### REQUIREMENT
Word for word, quote all of the material, omitting the pictures.
** START OF DATA TO PROCESS **
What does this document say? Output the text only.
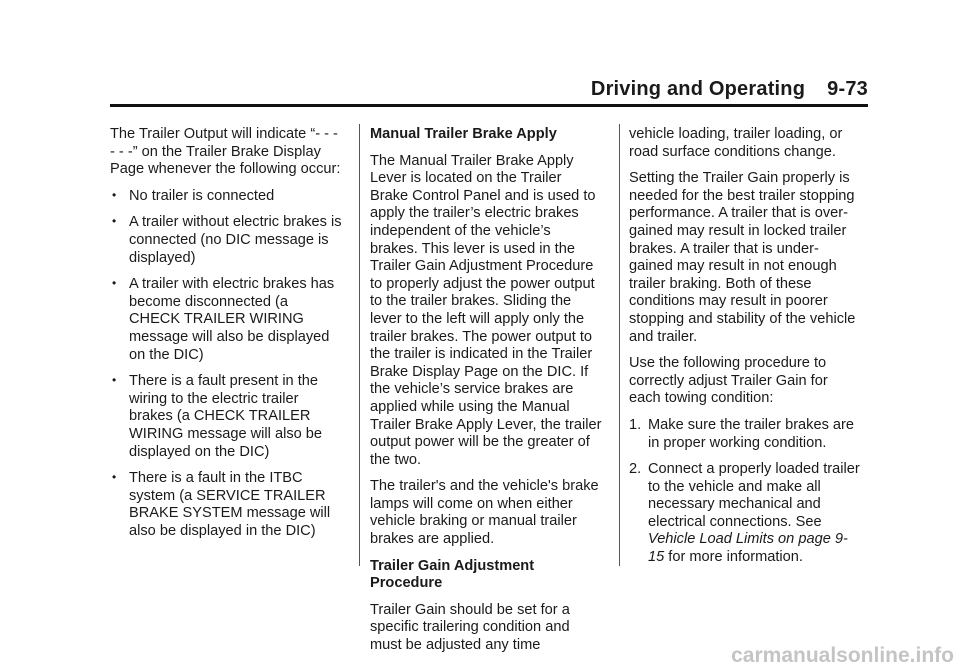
Driving and Operating 9-73

The Trailer Output will indicate “- - - - - -” on the Trailer Brake Display Page whenever the following occur:

• No trailer is connected
• A trailer without electric brakes is connected (no DIC message is displayed)
• A trailer with electric brakes has become disconnected (a CHECK TRAILER WIRING message will also be displayed on the DIC)
• There is a fault present in the wiring to the electric trailer brakes (a CHECK TRAILER WIRING message will also be displayed on the DIC)
• There is a fault in the ITBC system (a SERVICE TRAILER BRAKE SYSTEM message will also be displayed in the DIC)
Manual Trailer Brake Apply

The Manual Trailer Brake Apply Lever is located on the Trailer Brake Control Panel and is used to apply the trailer’s electric brakes independent of the vehicle’s brakes. This lever is used in the Trailer Gain Adjustment Procedure to properly adjust the power output to the trailer brakes. Sliding the lever to the left will apply only the trailer brakes. The power output to the trailer is indicated in the Trailer Brake Display Page on the DIC. If the vehicle’s service brakes are applied while using the Manual Trailer Brake Apply Lever, the trailer output power will be the greater of the two.

The trailer's and the vehicle's brake lamps will come on when either vehicle braking or manual trailer brakes are applied.

Trailer Gain Adjustment Procedure

Trailer Gain should be set for a specific trailering condition and must be adjusted any time

vehicle loading, trailer loading, or road surface conditions change.

Setting the Trailer Gain properly is needed for the best trailer stopping performance. A trailer that is over-gained may result in locked trailer brakes. A trailer that is under-gained may result in not enough trailer braking. Both of these conditions may result in poorer stopping and stability of the vehicle and trailer.

Use the following procedure to correctly adjust Trailer Gain for each towing condition:

1. Make sure the trailer brakes are in proper working condition.
2. Connect a properly loaded trailer to the vehicle and make all necessary mechanical and electrical connections. See
Vehicle Load Limits on page 9-15 for more information.
carmanualsonline.info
** END OF DATA TO PROCESS **
### RESPONSE TO THIS EXERCISE
What does this document say? Output the text only.
Driving and Operating 9-73

The Trailer Output will indicate “- - - - - -” on the Trailer Brake Display Page whenever the following occur:

• No trailer is connected
• A trailer without electric brakes is connected (no DIC message is displayed)
• A trailer with electric brakes has become disconnected (a CHECK TRAILER WIRING message will also be displayed on the DIC)
• There is a fault present in the wiring to the electric trailer brakes (a CHECK TRAILER WIRING message will also be displayed on the DIC)
• There is a fault in the ITBC system (a SERVICE TRAILER BRAKE SYSTEM message will also be displayed in the DIC)
Manual Trailer Brake Apply

The Manual Trailer Brake Apply Lever is located on the Trailer Brake Control Panel and is used to apply the trailer’s electric brakes independent of the vehicle’s brakes. This lever is used in the Trailer Gain Adjustment Procedure to properly adjust the power output to the trailer brakes. Sliding the lever to the left will apply only the trailer brakes. The power output to the trailer is indicated in the Trailer Brake Display Page on the DIC. If the vehicle’s service brakes are applied while using the Manual Trailer Brake Apply Lever, the trailer output power will be the greater of the two.

The trailer's and the vehicle's brake lamps will come on when either vehicle braking or manual trailer brakes are applied.

Trailer Gain Adjustment Procedure

Trailer Gain should be set for a specific trailering condition and must be adjusted any time

vehicle loading, trailer loading, or road surface conditions change.

Setting the Trailer Gain properly is needed for the best trailer stopping performance. A trailer that is over-gained may result in locked trailer brakes. A trailer that is under-gained may result in not enough trailer braking. Both of these conditions may result in poorer stopping and stability of the vehicle and trailer.

Use the following procedure to correctly adjust Trailer Gain for each towing condition:

1. Make sure the trailer brakes are in proper working condition.
2. Connect a properly loaded trailer to the vehicle and make all necessary mechanical and electrical connections. See
Vehicle Load Limits on page 9-15 for more information.
carmanualsonline.info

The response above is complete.